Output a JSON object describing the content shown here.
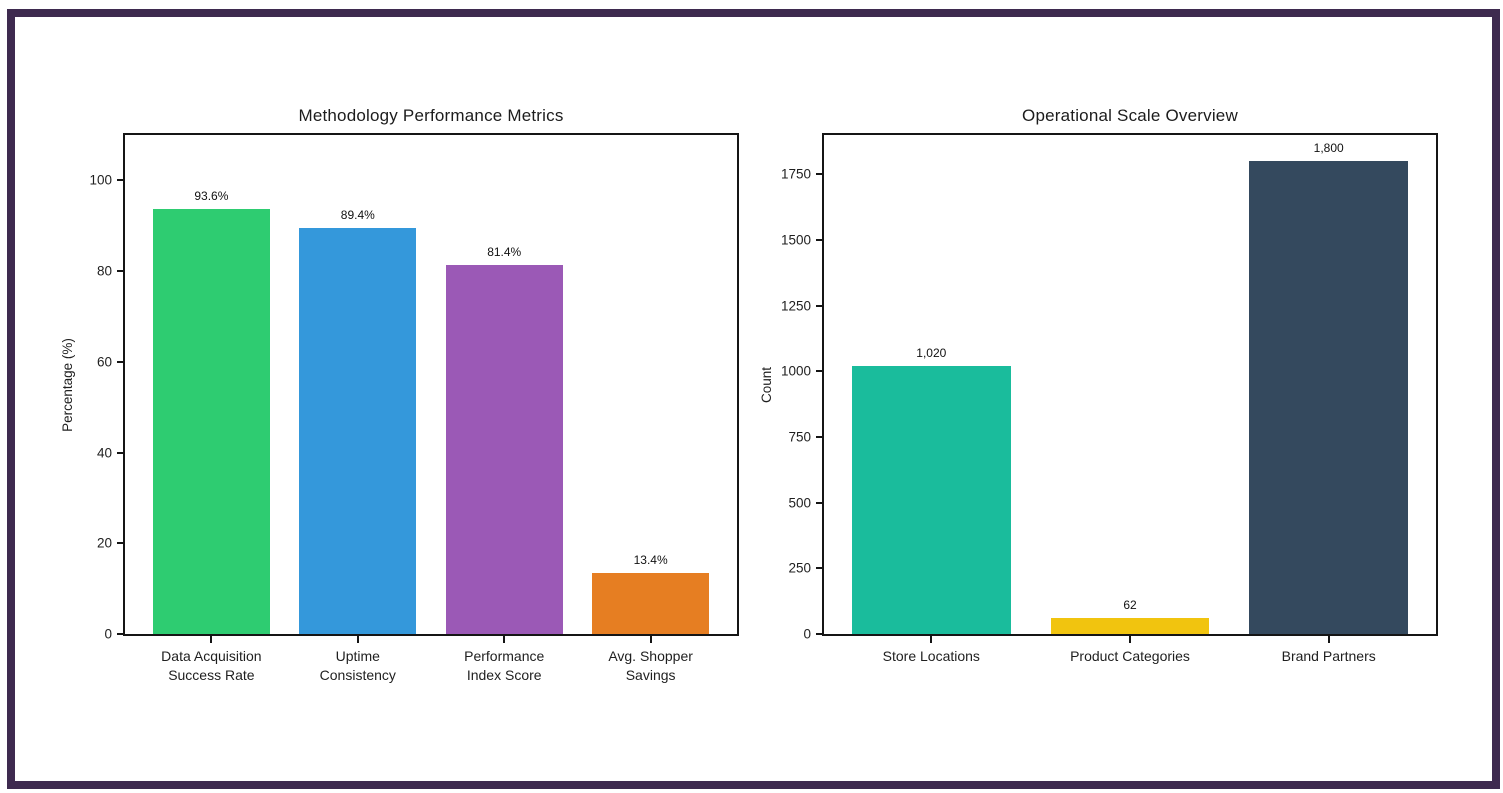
{
  "page": {
    "background": "#ffffff",
    "frame_border_color": "#3e2a4f"
  },
  "chart_data": [
    {
      "type": "bar",
      "title": "Methodology Performance Metrics",
      "xlabel": "",
      "ylabel": "Percentage (%)",
      "categories": [
        "Data Acquisition\nSuccess Rate",
        "Uptime\nConsistency",
        "Performance\nIndex Score",
        "Avg. Shopper\nSavings"
      ],
      "values": [
        93.6,
        89.4,
        81.4,
        13.4
      ],
      "value_labels": [
        "93.6%",
        "89.4%",
        "81.4%",
        "13.4%"
      ],
      "bar_colors": [
        "#2ecc71",
        "#3498db",
        "#9b59b6",
        "#e67e22"
      ],
      "ylim": [
        0,
        110
      ],
      "yticks": [
        0,
        20,
        40,
        60,
        80,
        100
      ],
      "bar_width_ratio": 0.8,
      "grid": false,
      "legend": "none"
    },
    {
      "type": "bar",
      "title": "Operational Scale Overview",
      "xlabel": "",
      "ylabel": "Count",
      "categories": [
        "Store Locations",
        "Product Categories",
        "Brand Partners"
      ],
      "values": [
        1020,
        62,
        1800
      ],
      "value_labels": [
        "1,020",
        "62",
        "1,800"
      ],
      "bar_colors": [
        "#1abc9c",
        "#f1c40f",
        "#34495e"
      ],
      "ylim": [
        0,
        1900
      ],
      "yticks": [
        0,
        250,
        500,
        750,
        1000,
        1250,
        1500,
        1750
      ],
      "bar_width_ratio": 0.8,
      "grid": false,
      "legend": "none"
    }
  ]
}
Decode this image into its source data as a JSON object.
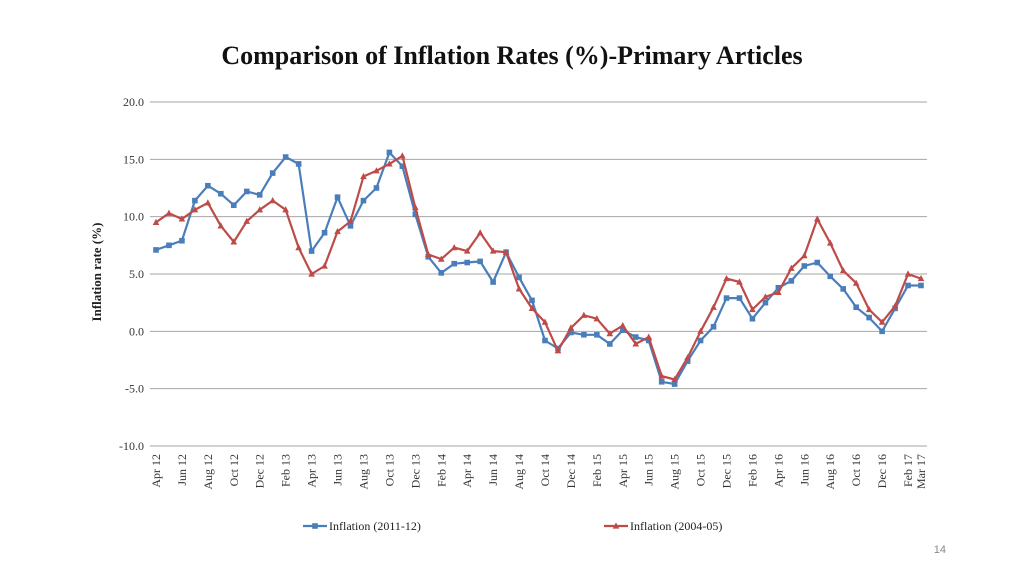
{
  "page_number": "14",
  "chart_data": {
    "type": "line",
    "title": "Comparison of Inflation Rates (%)-Primary Articles",
    "xlabel": "",
    "ylabel": "Inflation rate (%)",
    "ylim": [
      -10,
      20
    ],
    "yticks": [
      -10,
      -5,
      0,
      5,
      10,
      15,
      20
    ],
    "ytick_labels": [
      "-10.0",
      "-5.0",
      "0.0",
      "5.0",
      "10.0",
      "15.0",
      "20.0"
    ],
    "grid": true,
    "legend_position": "bottom",
    "categories": [
      "Apr 12",
      "May 12",
      "Jun 12",
      "Jul 12",
      "Aug 12",
      "Sep 12",
      "Oct 12",
      "Nov 12",
      "Dec 12",
      "Jan 13",
      "Feb 13",
      "Mar 13",
      "Apr 13",
      "May 13",
      "Jun 13",
      "Jul 13",
      "Aug 13",
      "Sep 13",
      "Oct 13",
      "Nov 13",
      "Dec 13",
      "Jan 14",
      "Feb 14",
      "Mar 14",
      "Apr 14",
      "May 14",
      "Jun 14",
      "Jul 14",
      "Aug 14",
      "Sep 14",
      "Oct 14",
      "Nov 14",
      "Dec 14",
      "Jan 15",
      "Feb 15",
      "Mar 15",
      "Apr 15",
      "May 15",
      "Jun 15",
      "Jul 15",
      "Aug 15",
      "Sep 15",
      "Oct 15",
      "Nov 15",
      "Dec 15",
      "Jan 16",
      "Feb 16",
      "Mar 16",
      "Apr 16",
      "May 16",
      "Jun 16",
      "Jul 16",
      "Aug 16",
      "Sep 16",
      "Oct 16",
      "Nov 16",
      "Dec 16",
      "Jan 17",
      "Feb 17",
      "Mar 17"
    ],
    "tick_labels": [
      "Apr 12",
      "Jun 12",
      "Aug 12",
      "Oct 12",
      "Dec 12",
      "Feb 13",
      "Apr 13",
      "Jun 13",
      "Aug 13",
      "Oct 13",
      "Dec 13",
      "Feb 14",
      "Apr 14",
      "Jun 14",
      "Aug 14",
      "Oct 14",
      "Dec 14",
      "Feb 15",
      "Apr 15",
      "Jun 15",
      "Aug 15",
      "Oct 15",
      "Dec 15",
      "Feb 16",
      "Apr 16",
      "Jun 16",
      "Aug 16",
      "Oct 16",
      "Dec 16",
      "Feb 17",
      "Mar 17"
    ],
    "series": [
      {
        "name": "Inflation (2011-12)",
        "color": "#4A7EBB",
        "marker": "square",
        "values": [
          7.1,
          7.5,
          7.9,
          11.4,
          12.7,
          12.0,
          11.0,
          12.2,
          11.9,
          13.8,
          15.2,
          14.6,
          7.0,
          8.6,
          11.7,
          9.2,
          11.4,
          12.5,
          15.6,
          14.4,
          10.2,
          6.5,
          5.1,
          5.9,
          6.0,
          6.1,
          4.3,
          6.9,
          4.7,
          2.7,
          -0.8,
          -1.5,
          -0.1,
          -0.3,
          -0.3,
          -1.1,
          0.1,
          -0.5,
          -0.8,
          -4.4,
          -4.6,
          -2.6,
          -0.8,
          0.4,
          2.9,
          2.9,
          1.1,
          2.5,
          3.8,
          4.4,
          5.7,
          6.0,
          4.8,
          3.7,
          2.1,
          1.2,
          0.0,
          2.0,
          4.0,
          4.0
        ]
      },
      {
        "name": "Inflation (2004-05)",
        "color": "#BE4B48",
        "marker": "triangle",
        "values": [
          9.5,
          10.3,
          9.8,
          10.6,
          11.2,
          9.2,
          7.8,
          9.6,
          10.6,
          11.4,
          10.6,
          7.3,
          5.0,
          5.7,
          8.7,
          9.6,
          13.5,
          14.0,
          14.6,
          15.3,
          10.8,
          6.7,
          6.3,
          7.3,
          7.0,
          8.6,
          7.0,
          6.9,
          3.7,
          2.0,
          0.8,
          -1.7,
          0.3,
          1.4,
          1.1,
          -0.2,
          0.5,
          -1.1,
          -0.5,
          -3.9,
          -4.2,
          -2.3,
          0.0,
          2.1,
          4.6,
          4.3,
          1.9,
          3.0,
          3.4,
          5.5,
          6.6,
          9.8,
          7.7,
          5.3,
          4.2,
          1.9,
          0.8,
          2.2,
          5.0,
          4.6
        ]
      }
    ]
  }
}
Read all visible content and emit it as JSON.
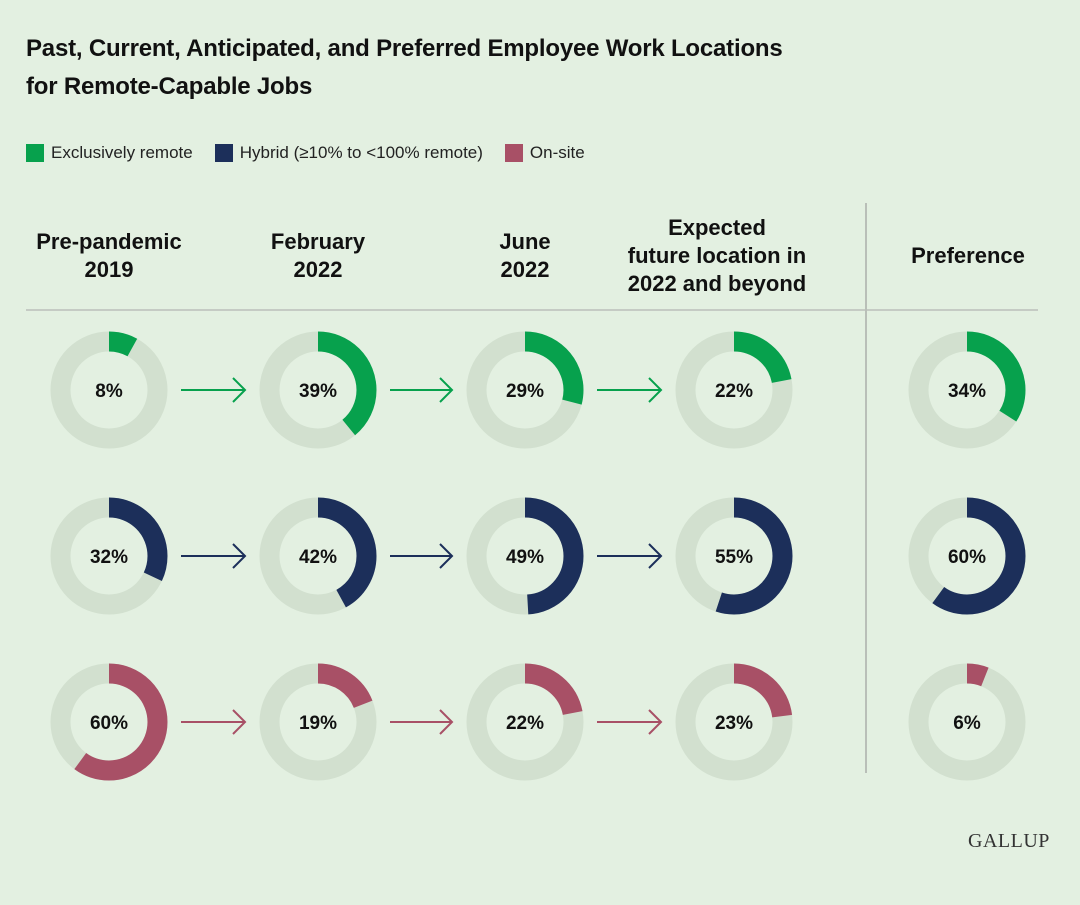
{
  "title_line1": "Past, Current, Anticipated, and Preferred Employee Work Locations",
  "title_line2": "for Remote-Capable Jobs",
  "legend": [
    {
      "label": "Exclusively remote",
      "color": "#07a14d"
    },
    {
      "label": "Hybrid (≥10% to <100% remote)",
      "color": "#1c2f5a"
    },
    {
      "label": "On-site",
      "color": "#a85066"
    }
  ],
  "columns": [
    {
      "line1": "Pre-pandemic",
      "line2": "2019",
      "line3": ""
    },
    {
      "line1": "February",
      "line2": "2022",
      "line3": ""
    },
    {
      "line1": "June",
      "line2": "2022",
      "line3": ""
    },
    {
      "line1": "Expected",
      "line2": "future location in",
      "line3": "2022 and beyond"
    },
    {
      "line1": "Preference",
      "line2": "",
      "line3": ""
    }
  ],
  "logo": "GALLUP",
  "chart_data": {
    "type": "donut-grid",
    "categories": [
      "Pre-pandemic 2019",
      "February 2022",
      "June 2022",
      "Expected future location in 2022 and beyond",
      "Preference"
    ],
    "track_color": "#d2e0cf",
    "series": [
      {
        "name": "Exclusively remote",
        "color": "#07a14d",
        "values": [
          8,
          39,
          29,
          22,
          34
        ]
      },
      {
        "name": "Hybrid (≥10% to <100% remote)",
        "color": "#1c2f5a",
        "values": [
          32,
          42,
          49,
          55,
          60
        ]
      },
      {
        "name": "On-site",
        "color": "#a85066",
        "values": [
          60,
          19,
          22,
          23,
          6
        ]
      }
    ],
    "value_suffix": "%"
  }
}
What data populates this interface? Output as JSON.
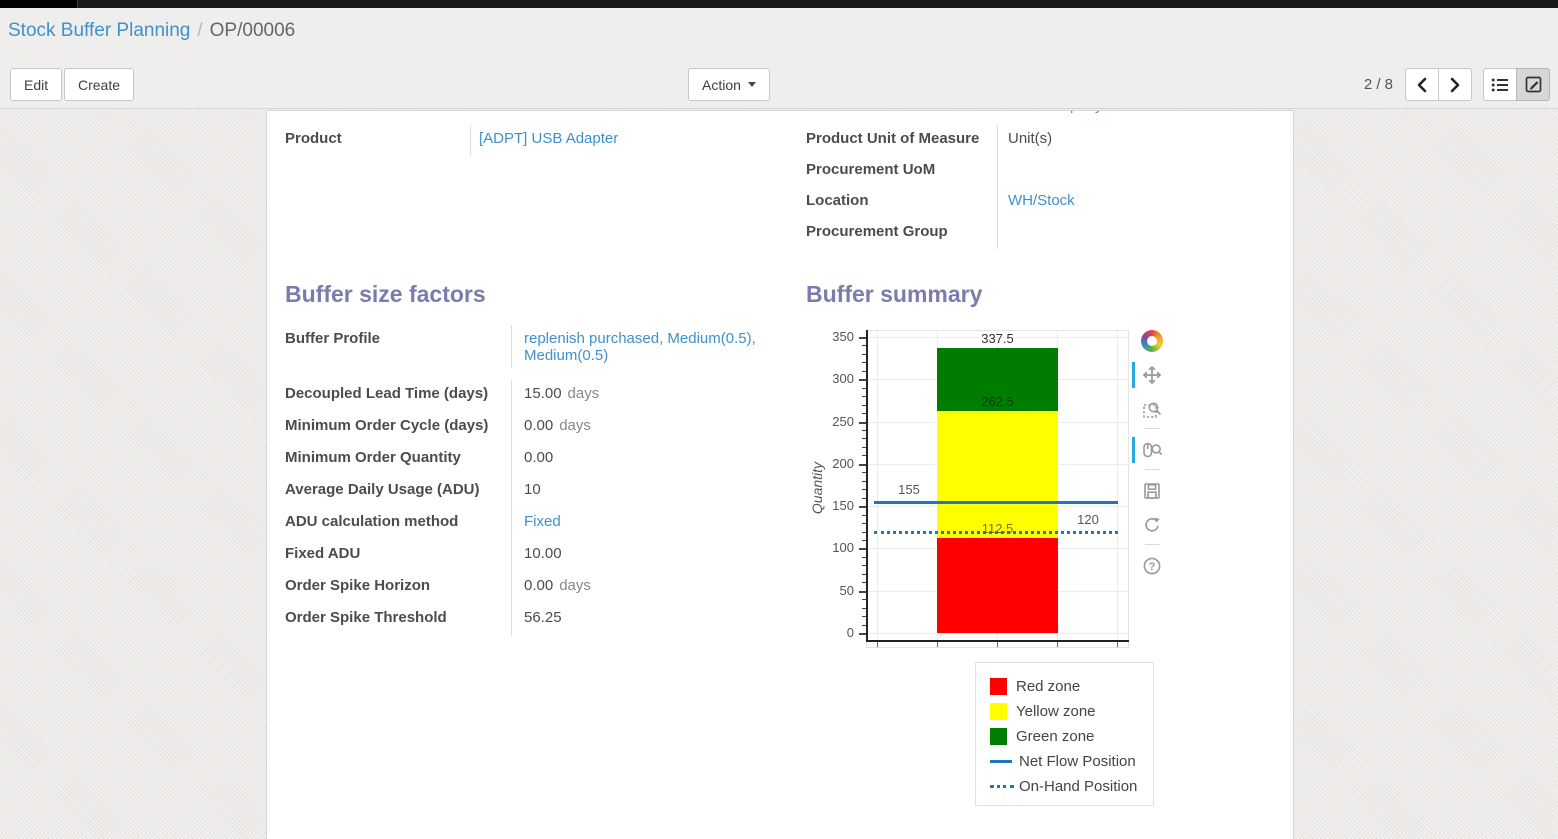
{
  "breadcrumb": {
    "section": "Stock Buffer Planning",
    "separator": "/",
    "record": "OP/00006"
  },
  "toolbar": {
    "edit_label": "Edit",
    "create_label": "Create",
    "action_label": "Action",
    "pager_text": "2 / 8"
  },
  "form": {
    "clipped_row_text": "YourCompany",
    "fields_left": [
      {
        "label": "Product",
        "value": "[ADPT] USB Adapter",
        "link": true
      }
    ],
    "fields_right": [
      {
        "label": "Product Unit of Measure",
        "value": "Unit(s)",
        "link": false
      },
      {
        "label": "Procurement UoM",
        "value": "",
        "link": false
      },
      {
        "label": "Location",
        "value": "WH/Stock",
        "link": true
      },
      {
        "label": "Procurement Group",
        "value": "",
        "link": false
      }
    ],
    "buffer_factors": {
      "title": "Buffer size factors",
      "rows": [
        {
          "label": "Buffer Profile",
          "value": "replenish purchased, Medium(0.5), Medium(0.5)",
          "link": true,
          "tall": true
        },
        {
          "label": "Decoupled Lead Time (days)",
          "value": "15.00",
          "suffix": "days"
        },
        {
          "label": "Minimum Order Cycle (days)",
          "value": "0.00",
          "suffix": "days"
        },
        {
          "label": "Minimum Order Quantity",
          "value": "0.00"
        },
        {
          "label": "Average Daily Usage (ADU)",
          "value": "10"
        },
        {
          "label": "ADU calculation method",
          "value": "Fixed",
          "link": true
        },
        {
          "label": "Fixed ADU",
          "value": "10.00"
        },
        {
          "label": "Order Spike Horizon",
          "value": "0.00",
          "suffix": "days"
        },
        {
          "label": "Order Spike Threshold",
          "value": "56.25"
        }
      ]
    },
    "buffer_summary": {
      "title": "Buffer summary"
    }
  },
  "chart_data": {
    "type": "bar",
    "title": "Buffer summary",
    "xlabel": "",
    "ylabel": "Quantity",
    "ylim": [
      0,
      350
    ],
    "y_major_ticks": [
      0,
      50,
      100,
      150,
      200,
      250,
      300,
      350
    ],
    "y_minor_step": 10,
    "grid": true,
    "zones": [
      {
        "name": "Red zone",
        "from": 0,
        "to": 112.5,
        "color": "#fe0000",
        "label": "112.5",
        "label_color": "rgba(0,0,0,0.55)"
      },
      {
        "name": "Yellow zone",
        "from": 112.5,
        "to": 262.5,
        "color": "#ffff00",
        "label": "262.5",
        "label_color": "rgba(0,0,0,0.5)"
      },
      {
        "name": "Green zone",
        "from": 262.5,
        "to": 337.5,
        "color": "#007c00",
        "label": "337.5",
        "label_color": "#333333"
      }
    ],
    "lines": [
      {
        "name": "Net Flow Position",
        "value": 155,
        "style": "solid",
        "color": "#1f77b4",
        "label": "155",
        "label_side": "left"
      },
      {
        "name": "On-Hand Position",
        "value": 120,
        "style": "dotted",
        "color": "#1f77b4",
        "label": "120",
        "label_side": "right"
      }
    ],
    "legend_position": "below-right",
    "legend": [
      "Red zone",
      "Yellow zone",
      "Green zone",
      "Net Flow Position",
      "On-Hand Position"
    ],
    "bokeh_tools": [
      {
        "name": "bokeh-logo",
        "active": false
      },
      {
        "name": "pan-tool",
        "active": true
      },
      {
        "name": "box-zoom-tool",
        "active": false
      },
      {
        "name": "wheel-zoom-tool",
        "active": true
      },
      {
        "name": "save-tool",
        "active": false
      },
      {
        "name": "reset-tool",
        "active": false
      },
      {
        "name": "help-tool",
        "active": false
      }
    ]
  }
}
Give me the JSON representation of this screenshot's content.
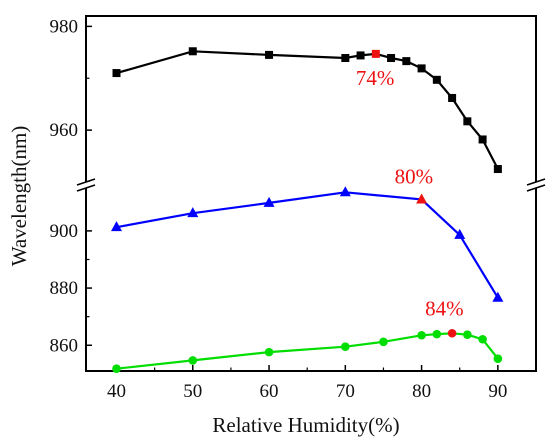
{
  "chart_data": {
    "type": "line",
    "xlabel": "Relative Humidity(%)",
    "ylabel": "Wavelength(nm)",
    "xlim": [
      36,
      95
    ],
    "x_ticks": [
      40,
      50,
      60,
      70,
      80,
      90
    ],
    "y_ticks_upper": [
      960,
      980
    ],
    "y_ticks_lower": [
      860,
      880,
      900
    ],
    "y_axis_break": {
      "lower_range": [
        851,
        915
      ],
      "upper_range": [
        950,
        982
      ]
    },
    "grid": false,
    "legend": "none",
    "series": [
      {
        "color": "#000000",
        "marker": "square",
        "x": [
          40,
          50,
          60,
          70,
          72,
          74,
          76,
          78,
          80,
          82,
          84,
          86,
          88,
          90
        ],
        "y": [
          971,
          975.2,
          974.5,
          973.9,
          974.4,
          974.7,
          973.9,
          973.3,
          971.9,
          969.7,
          966.2,
          961.7,
          958.2,
          952.5
        ],
        "highlight": {
          "x": 74,
          "y": 974.7,
          "color": "#ee1111",
          "label": "74%"
        }
      },
      {
        "color": "#0000ff",
        "marker": "triangle",
        "x": [
          40,
          50,
          60,
          70,
          80,
          85,
          90
        ],
        "y": [
          901.3,
          906.2,
          909.8,
          913.5,
          911,
          898.6,
          876.6
        ],
        "highlight": {
          "x": 80,
          "y": 911,
          "color": "#ee1111",
          "label": "80%"
        }
      },
      {
        "color": "#00dd00",
        "marker": "circle",
        "x": [
          40,
          50,
          60,
          70,
          75,
          80,
          82,
          84,
          86,
          88,
          90
        ],
        "y": [
          851.8,
          854.7,
          857.6,
          859.5,
          861.2,
          863.5,
          863.9,
          864.2,
          863.7,
          862.1,
          855.3
        ],
        "highlight": {
          "x": 84,
          "y": 864.2,
          "color": "#ee1111",
          "label": "84%"
        }
      }
    ]
  }
}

WHAT YOU WILL DO: Search the data above for the string "Unit" and return every line that has it.

RESPONSE TO THE EXERCISE:
        "label": "Product Unit of Measure",
        "value": "Unit(s)",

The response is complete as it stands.